⟨

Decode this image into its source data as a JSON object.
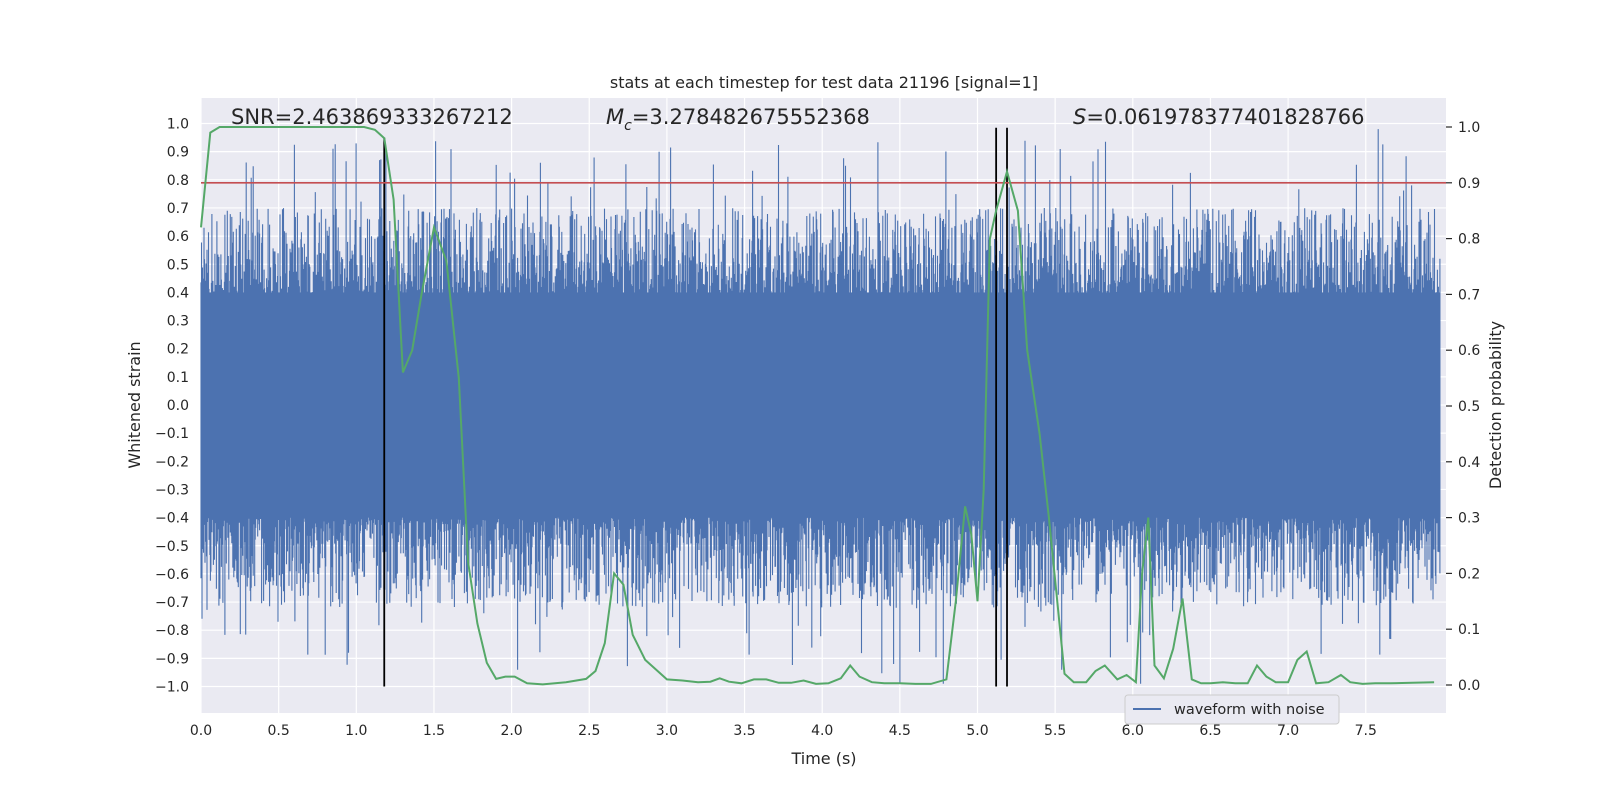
{
  "chart_data": {
    "type": "line",
    "title": "stats at each timestep for test data 21196 [signal=1]",
    "xlabel": "Time (s)",
    "ylabel": "Whitened strain",
    "y2label": "Detection probability",
    "xlim": [
      0.0,
      8.0
    ],
    "ylim": [
      -1.1,
      1.1
    ],
    "y2lim": [
      -0.05,
      1.04
    ],
    "x_ticks": [
      0.0,
      0.5,
      1.0,
      1.5,
      2.0,
      2.5,
      3.0,
      3.5,
      4.0,
      4.5,
      5.0,
      5.5,
      6.0,
      6.5,
      7.0,
      7.5
    ],
    "x_tick_labels": [
      "0.0",
      "0.5",
      "1.0",
      "1.5",
      "2.0",
      "2.5",
      "3.0",
      "3.5",
      "4.0",
      "4.5",
      "5.0",
      "5.5",
      "6.0",
      "6.5",
      "7.0",
      "7.5"
    ],
    "y_ticks": [
      1.0,
      0.9,
      0.8,
      0.7,
      0.6,
      0.5,
      0.4,
      0.3,
      0.2,
      0.1,
      0.0,
      -0.1,
      -0.2,
      -0.3,
      -0.4,
      -0.5,
      -0.6,
      -0.7,
      -0.8,
      -0.9,
      -1.0
    ],
    "y_tick_labels": [
      "1.0",
      "0.9",
      "0.8",
      "0.7",
      "0.6",
      "0.5",
      "0.4",
      "0.3",
      "0.2",
      "0.1",
      "0.0",
      "−0.1",
      "−0.2",
      "−0.3",
      "−0.4",
      "−0.5",
      "−0.6",
      "−0.7",
      "−0.8",
      "−0.9",
      "−1.0"
    ],
    "y2_ticks": [
      1.0,
      0.9,
      0.8,
      0.7,
      0.6,
      0.5,
      0.4,
      0.3,
      0.2,
      0.1,
      0.0
    ],
    "y2_tick_labels": [
      "1.0",
      "0.9",
      "0.8",
      "0.7",
      "0.6",
      "0.5",
      "0.4",
      "0.3",
      "0.2",
      "0.1",
      "0.0"
    ],
    "annotations": {
      "snr": "SNR=2.463869333267212",
      "mc_symbol": "M",
      "mc_sub": "c",
      "mc_value": "=3.278482675552368",
      "s_symbol": "S",
      "s_value": "=0.061978377401828766"
    },
    "legend": {
      "label": "waveform with noise",
      "location": "lower-right"
    },
    "threshold": {
      "y2": 0.9,
      "color": "#c44e52"
    },
    "markers_x": [
      1.18,
      5.12,
      5.19
    ],
    "waveform": {
      "name": "waveform with noise",
      "color": "#4c72b0",
      "band_ylim": [
        -0.4,
        0.4
      ],
      "spike_x_step": 0.025,
      "typical_peak_max": 0.5,
      "typical_trough_min": -0.55,
      "seed": 21196
    },
    "probability": {
      "name": "detection probability",
      "color": "#55a868",
      "x": [
        0.0,
        0.06,
        0.12,
        0.2,
        0.35,
        0.6,
        0.9,
        1.05,
        1.12,
        1.18,
        1.24,
        1.3,
        1.36,
        1.42,
        1.5,
        1.58,
        1.66,
        1.72,
        1.78,
        1.84,
        1.9,
        1.96,
        2.02,
        2.1,
        2.2,
        2.35,
        2.48,
        2.54,
        2.6,
        2.66,
        2.72,
        2.78,
        2.86,
        2.94,
        3.0,
        3.1,
        3.2,
        3.28,
        3.34,
        3.4,
        3.48,
        3.56,
        3.64,
        3.72,
        3.8,
        3.88,
        3.96,
        4.04,
        4.12,
        4.18,
        4.24,
        4.32,
        4.4,
        4.5,
        4.6,
        4.7,
        4.8,
        4.86,
        4.92,
        4.96,
        5.0,
        5.04,
        5.08,
        5.12,
        5.19,
        5.26,
        5.32,
        5.4,
        5.46,
        5.56,
        5.62,
        5.7,
        5.76,
        5.82,
        5.9,
        5.96,
        6.02,
        6.06,
        6.1,
        6.14,
        6.2,
        6.26,
        6.32,
        6.38,
        6.44,
        6.5,
        6.58,
        6.66,
        6.74,
        6.8,
        6.86,
        6.92,
        7.0,
        7.06,
        7.12,
        7.18,
        7.26,
        7.34,
        7.4,
        7.48,
        7.56,
        7.66,
        7.8,
        7.94
      ],
      "y": [
        0.82,
        0.99,
        1.0,
        1.0,
        1.0,
        1.0,
        1.0,
        1.0,
        0.995,
        0.98,
        0.87,
        0.56,
        0.6,
        0.7,
        0.82,
        0.76,
        0.55,
        0.22,
        0.11,
        0.04,
        0.011,
        0.015,
        0.015,
        0.003,
        0.001,
        0.005,
        0.011,
        0.025,
        0.075,
        0.2,
        0.18,
        0.09,
        0.045,
        0.025,
        0.01,
        0.008,
        0.005,
        0.006,
        0.012,
        0.006,
        0.003,
        0.01,
        0.01,
        0.004,
        0.004,
        0.008,
        0.002,
        0.003,
        0.012,
        0.035,
        0.015,
        0.005,
        0.003,
        0.003,
        0.002,
        0.002,
        0.01,
        0.15,
        0.32,
        0.27,
        0.15,
        0.35,
        0.8,
        0.85,
        0.92,
        0.85,
        0.6,
        0.45,
        0.3,
        0.02,
        0.005,
        0.005,
        0.025,
        0.035,
        0.01,
        0.018,
        0.005,
        0.2,
        0.3,
        0.035,
        0.012,
        0.065,
        0.155,
        0.01,
        0.003,
        0.003,
        0.005,
        0.003,
        0.003,
        0.035,
        0.015,
        0.005,
        0.005,
        0.045,
        0.06,
        0.003,
        0.005,
        0.018,
        0.005,
        0.002,
        0.003,
        0.003,
        0.004,
        0.005
      ]
    }
  }
}
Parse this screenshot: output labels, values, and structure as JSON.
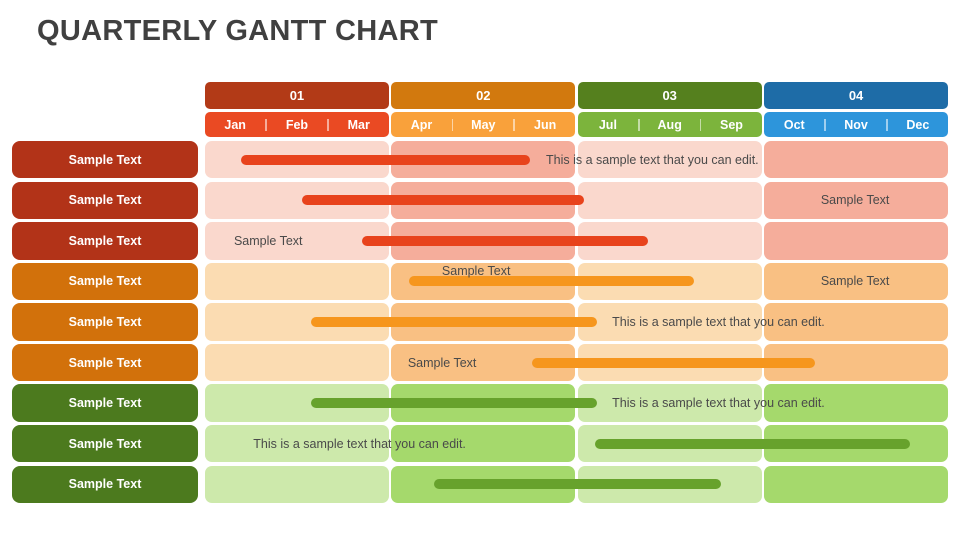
{
  "title": "QUARTERLY GANTT CHART",
  "colors": {
    "title_text": "#404040",
    "body_text": "#4a4a4a",
    "background": "#ffffff"
  },
  "quarters": [
    {
      "id": "01",
      "months": [
        "Jan",
        "Feb",
        "Mar"
      ],
      "header_bg": "#B23A17",
      "month_bg": "#EA4A23"
    },
    {
      "id": "02",
      "months": [
        "Apr",
        "May",
        "Jun"
      ],
      "header_bg": "#D2790E",
      "month_bg": "#F9A13B"
    },
    {
      "id": "03",
      "months": [
        "Jul",
        "Aug",
        "Sep"
      ],
      "header_bg": "#55801E",
      "month_bg": "#7CB43C"
    },
    {
      "id": "04",
      "months": [
        "Oct",
        "Nov",
        "Dec"
      ],
      "header_bg": "#1E6CA7",
      "month_bg": "#2D95DB"
    }
  ],
  "palette": {
    "red": {
      "label_bg": "#B23318",
      "bar": "#E8431C",
      "cell_light": "#FAD8CD",
      "cell_dark": "#F5AD9B"
    },
    "orange": {
      "label_bg": "#D2710B",
      "bar": "#F6961D",
      "cell_light": "#FBDCB2",
      "cell_dark": "#F9C083"
    },
    "green": {
      "label_bg": "#4C7A1E",
      "bar": "#67A22C",
      "cell_light": "#CDE9AB",
      "cell_dark": "#A5D96C"
    }
  },
  "rows": [
    {
      "label": "Sample Text",
      "theme": "red",
      "bar": {
        "start_pct": 4.8,
        "end_pct": 43.7
      },
      "texts": [
        {
          "content": "This is a sample text that you can edit.",
          "left_pct": 45.9,
          "anchor": "left"
        }
      ]
    },
    {
      "label": "Sample Text",
      "theme": "red",
      "bar": {
        "start_pct": 13.0,
        "end_pct": 51.0
      },
      "texts": [
        {
          "content": "Sample Text",
          "left_pct": 87.5,
          "anchor": "center"
        }
      ]
    },
    {
      "label": "Sample Text",
      "theme": "red",
      "bar": {
        "start_pct": 21.1,
        "end_pct": 59.6
      },
      "texts": [
        {
          "content": "Sample Text",
          "left_pct": 3.9,
          "anchor": "left"
        }
      ]
    },
    {
      "label": "Sample Text",
      "theme": "orange",
      "bar": {
        "start_pct": 27.4,
        "end_pct": 65.8
      },
      "texts": [
        {
          "content": "Sample Text",
          "left_pct": 36.5,
          "anchor": "top"
        },
        {
          "content": "Sample Text",
          "left_pct": 87.5,
          "anchor": "center"
        }
      ]
    },
    {
      "label": "Sample Text",
      "theme": "orange",
      "bar": {
        "start_pct": 14.3,
        "end_pct": 52.8
      },
      "texts": [
        {
          "content": "This is a sample text that you can edit.",
          "left_pct": 54.8,
          "anchor": "left"
        }
      ]
    },
    {
      "label": "Sample Text",
      "theme": "orange",
      "bar": {
        "start_pct": 44.0,
        "end_pct": 82.1
      },
      "texts": [
        {
          "content": "Sample Text",
          "left_pct": 27.3,
          "anchor": "left"
        }
      ]
    },
    {
      "label": "Sample Text",
      "theme": "green",
      "bar": {
        "start_pct": 14.3,
        "end_pct": 52.8
      },
      "texts": [
        {
          "content": "This is a sample text that you can edit.",
          "left_pct": 54.8,
          "anchor": "left"
        }
      ]
    },
    {
      "label": "Sample Text",
      "theme": "green",
      "bar": {
        "start_pct": 52.5,
        "end_pct": 94.9
      },
      "texts": [
        {
          "content": "This is a sample text that you can edit.",
          "left_pct": 6.5,
          "anchor": "left"
        }
      ]
    },
    {
      "label": "Sample Text",
      "theme": "green",
      "bar": {
        "start_pct": 30.8,
        "end_pct": 69.4
      },
      "texts": []
    }
  ]
}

⟩

§ **YOUR INSTRUCTIONS**: Locate each line containing the string "waveform" and show it.

§ **FINISHED TASK**:
      "label": "waveform with noise",
    "waveform": {
      "name": "waveform with noise",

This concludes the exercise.